> [Exercise goal]
Note each line that includes the word "focus". Copy those lines.

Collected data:
▶

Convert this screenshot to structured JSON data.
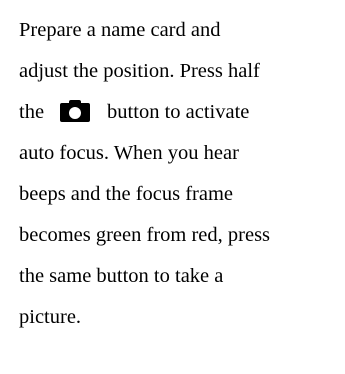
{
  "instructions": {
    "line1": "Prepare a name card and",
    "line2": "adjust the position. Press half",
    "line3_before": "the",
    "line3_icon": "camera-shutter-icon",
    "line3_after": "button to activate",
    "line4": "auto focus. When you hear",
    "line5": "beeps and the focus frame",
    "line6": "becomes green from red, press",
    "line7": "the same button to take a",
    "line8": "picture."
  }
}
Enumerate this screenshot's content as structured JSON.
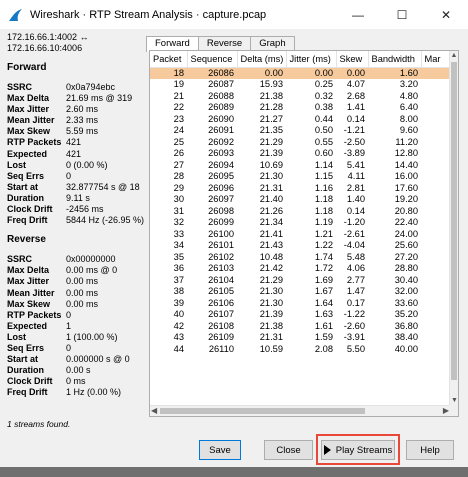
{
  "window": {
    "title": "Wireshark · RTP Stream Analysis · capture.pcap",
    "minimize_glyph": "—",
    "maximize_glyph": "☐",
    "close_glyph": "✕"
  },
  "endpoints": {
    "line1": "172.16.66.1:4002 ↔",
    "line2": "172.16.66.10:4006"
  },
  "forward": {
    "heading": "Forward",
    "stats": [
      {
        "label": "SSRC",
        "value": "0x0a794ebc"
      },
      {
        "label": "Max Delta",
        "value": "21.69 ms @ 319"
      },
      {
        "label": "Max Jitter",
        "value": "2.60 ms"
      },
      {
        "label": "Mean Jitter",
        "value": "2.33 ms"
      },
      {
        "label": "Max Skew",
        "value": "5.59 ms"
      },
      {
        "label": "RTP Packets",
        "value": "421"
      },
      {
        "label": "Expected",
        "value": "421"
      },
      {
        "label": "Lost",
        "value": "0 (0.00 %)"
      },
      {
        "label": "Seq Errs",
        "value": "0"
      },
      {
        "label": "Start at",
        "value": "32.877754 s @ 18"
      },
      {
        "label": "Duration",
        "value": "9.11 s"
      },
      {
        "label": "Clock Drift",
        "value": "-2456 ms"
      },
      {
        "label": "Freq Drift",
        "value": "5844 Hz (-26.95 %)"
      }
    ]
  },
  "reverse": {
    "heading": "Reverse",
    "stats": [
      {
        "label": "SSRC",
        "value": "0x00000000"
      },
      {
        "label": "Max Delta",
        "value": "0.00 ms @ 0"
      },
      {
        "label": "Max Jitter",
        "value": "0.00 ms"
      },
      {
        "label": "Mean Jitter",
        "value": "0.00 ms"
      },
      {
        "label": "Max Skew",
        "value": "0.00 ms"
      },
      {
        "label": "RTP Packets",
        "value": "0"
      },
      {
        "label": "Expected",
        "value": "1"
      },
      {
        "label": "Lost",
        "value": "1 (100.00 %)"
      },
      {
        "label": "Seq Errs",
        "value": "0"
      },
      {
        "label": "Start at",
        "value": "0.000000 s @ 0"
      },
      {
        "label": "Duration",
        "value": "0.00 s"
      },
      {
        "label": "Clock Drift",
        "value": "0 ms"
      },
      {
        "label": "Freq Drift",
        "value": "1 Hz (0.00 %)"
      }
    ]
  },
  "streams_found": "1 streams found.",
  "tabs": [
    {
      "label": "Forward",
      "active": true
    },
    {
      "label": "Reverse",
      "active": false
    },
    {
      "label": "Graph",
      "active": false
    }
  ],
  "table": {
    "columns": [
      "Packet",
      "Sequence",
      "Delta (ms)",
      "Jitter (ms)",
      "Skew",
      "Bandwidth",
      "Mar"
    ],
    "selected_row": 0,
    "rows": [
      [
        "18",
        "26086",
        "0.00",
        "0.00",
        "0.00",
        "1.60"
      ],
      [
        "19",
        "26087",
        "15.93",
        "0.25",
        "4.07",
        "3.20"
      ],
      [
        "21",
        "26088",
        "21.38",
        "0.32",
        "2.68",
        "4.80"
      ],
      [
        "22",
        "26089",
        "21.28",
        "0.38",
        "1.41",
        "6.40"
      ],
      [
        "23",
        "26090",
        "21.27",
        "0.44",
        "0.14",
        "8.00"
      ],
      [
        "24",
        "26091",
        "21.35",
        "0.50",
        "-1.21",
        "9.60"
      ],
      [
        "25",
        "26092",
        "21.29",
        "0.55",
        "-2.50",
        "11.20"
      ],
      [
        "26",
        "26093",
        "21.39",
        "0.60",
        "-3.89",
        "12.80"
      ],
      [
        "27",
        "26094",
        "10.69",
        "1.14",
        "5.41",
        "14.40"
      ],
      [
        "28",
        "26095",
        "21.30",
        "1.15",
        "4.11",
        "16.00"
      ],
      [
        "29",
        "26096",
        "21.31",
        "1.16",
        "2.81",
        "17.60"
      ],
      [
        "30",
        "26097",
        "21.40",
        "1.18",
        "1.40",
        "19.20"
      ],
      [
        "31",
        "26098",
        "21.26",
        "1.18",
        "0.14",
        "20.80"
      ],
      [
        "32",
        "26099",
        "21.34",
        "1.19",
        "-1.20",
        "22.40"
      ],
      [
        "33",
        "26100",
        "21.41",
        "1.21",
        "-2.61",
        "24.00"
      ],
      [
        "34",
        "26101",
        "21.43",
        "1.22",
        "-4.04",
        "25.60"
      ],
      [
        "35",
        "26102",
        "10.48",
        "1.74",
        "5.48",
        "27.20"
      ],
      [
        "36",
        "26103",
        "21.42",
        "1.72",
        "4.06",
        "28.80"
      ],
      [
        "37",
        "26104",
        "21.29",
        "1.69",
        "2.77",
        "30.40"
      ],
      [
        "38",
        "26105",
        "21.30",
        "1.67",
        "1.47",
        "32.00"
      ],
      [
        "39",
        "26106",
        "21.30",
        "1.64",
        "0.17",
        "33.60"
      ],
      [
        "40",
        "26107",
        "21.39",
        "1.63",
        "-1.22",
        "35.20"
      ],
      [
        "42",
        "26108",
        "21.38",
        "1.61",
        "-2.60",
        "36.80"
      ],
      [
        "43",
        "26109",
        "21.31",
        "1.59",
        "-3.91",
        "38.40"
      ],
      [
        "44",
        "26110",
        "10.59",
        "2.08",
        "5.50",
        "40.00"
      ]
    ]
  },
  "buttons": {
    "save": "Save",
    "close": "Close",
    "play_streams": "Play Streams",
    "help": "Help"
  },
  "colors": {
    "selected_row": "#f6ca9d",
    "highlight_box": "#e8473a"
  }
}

◀

> [Task result]
    "line4": "auto focus. When you hear",
    "line5": "beeps and the focus frame",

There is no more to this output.